[Transcript entries for document pages]
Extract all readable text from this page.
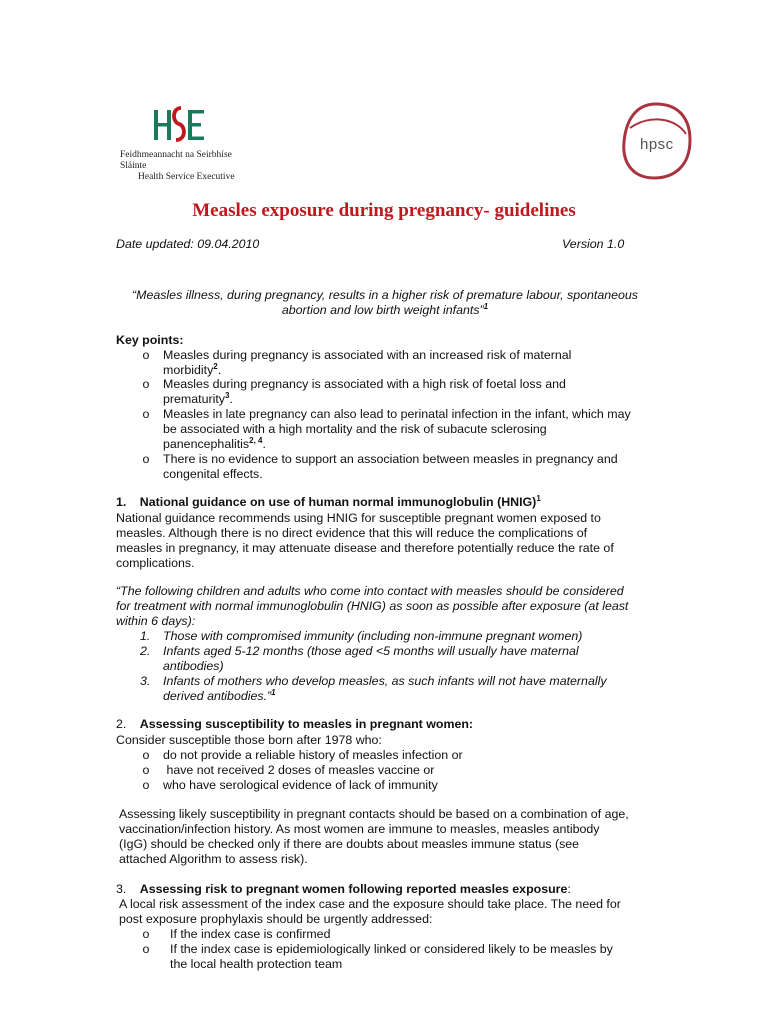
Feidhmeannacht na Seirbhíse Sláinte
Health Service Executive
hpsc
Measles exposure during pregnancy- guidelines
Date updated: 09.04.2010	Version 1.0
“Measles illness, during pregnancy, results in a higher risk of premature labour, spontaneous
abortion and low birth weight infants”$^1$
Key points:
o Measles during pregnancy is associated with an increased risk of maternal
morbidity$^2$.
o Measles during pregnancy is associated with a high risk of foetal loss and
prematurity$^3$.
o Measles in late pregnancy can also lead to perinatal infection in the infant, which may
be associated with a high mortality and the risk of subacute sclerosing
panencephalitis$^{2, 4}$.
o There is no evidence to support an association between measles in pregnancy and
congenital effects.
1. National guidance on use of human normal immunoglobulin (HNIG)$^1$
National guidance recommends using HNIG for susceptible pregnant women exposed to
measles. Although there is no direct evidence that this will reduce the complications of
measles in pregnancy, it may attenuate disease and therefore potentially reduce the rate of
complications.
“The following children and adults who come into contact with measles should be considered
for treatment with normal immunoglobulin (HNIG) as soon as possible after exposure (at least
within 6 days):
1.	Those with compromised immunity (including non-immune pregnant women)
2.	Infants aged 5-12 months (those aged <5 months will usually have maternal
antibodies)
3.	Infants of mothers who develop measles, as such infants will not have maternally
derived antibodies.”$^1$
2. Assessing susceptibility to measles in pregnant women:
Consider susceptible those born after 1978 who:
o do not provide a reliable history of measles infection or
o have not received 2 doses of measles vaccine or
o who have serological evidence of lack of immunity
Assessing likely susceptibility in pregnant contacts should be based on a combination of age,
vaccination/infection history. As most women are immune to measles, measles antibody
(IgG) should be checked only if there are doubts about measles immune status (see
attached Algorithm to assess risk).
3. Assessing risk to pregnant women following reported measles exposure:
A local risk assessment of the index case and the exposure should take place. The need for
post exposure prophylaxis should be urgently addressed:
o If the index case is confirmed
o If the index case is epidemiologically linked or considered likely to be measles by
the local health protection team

WORK TO COMPLETE - Exclude the pictures, then write out every record exactly as it stands.

FINISHED TASK -
Extract all readable text from this page.
Feidhmeannacht na Seirbhíse Sláinte
Health Service Executive
hpsc
Measles exposure during pregnancy- guidelines
Date updated: 09.04.2010	Version 1.0
“Measles illness, during pregnancy, results in a higher risk of premature labour, spontaneous
abortion and low birth weight infants”$^1$
Key points:
o Measles during pregnancy is associated with an increased risk of maternal
morbidity$^2$.
o Measles during pregnancy is associated with a high risk of foetal loss and
prematurity$^3$.
o Measles in late pregnancy can also lead to perinatal infection in the infant, which may
be associated with a high mortality and the risk of subacute sclerosing
panencephalitis$^{2, 4}$.
o There is no evidence to support an association between measles in pregnancy and
congenital effects.
1. National guidance on use of human normal immunoglobulin (HNIG)$^1$
National guidance recommends using HNIG for susceptible pregnant women exposed to
measles. Although there is no direct evidence that this will reduce the complications of
measles in pregnancy, it may attenuate disease and therefore potentially reduce the rate of
complications.
“The following children and adults who come into contact with measles should be considered
for treatment with normal immunoglobulin (HNIG) as soon as possible after exposure (at least
within 6 days):
1.	Those with compromised immunity (including non-immune pregnant women)
2.	Infants aged 5-12 months (those aged <5 months will usually have maternal
antibodies)
3.	Infants of mothers who develop measles, as such infants will not have maternally
derived antibodies.”$^1$
2. Assessing susceptibility to measles in pregnant women:
Consider susceptible those born after 1978 who:
o do not provide a reliable history of measles infection or
o have not received 2 doses of measles vaccine or
o who have serological evidence of lack of immunity
Assessing likely susceptibility in pregnant contacts should be based on a combination of age,
vaccination/infection history. As most women are immune to measles, measles antibody
(IgG) should be checked only if there are doubts about measles immune status (see
attached Algorithm to assess risk).
3. Assessing risk to pregnant women following reported measles exposure:
A local risk assessment of the index case and the exposure should take place. The need for
post exposure prophylaxis should be urgently addressed:
o If the index case is confirmed
o If the index case is epidemiologically linked or considered likely to be measles by
the local health protection team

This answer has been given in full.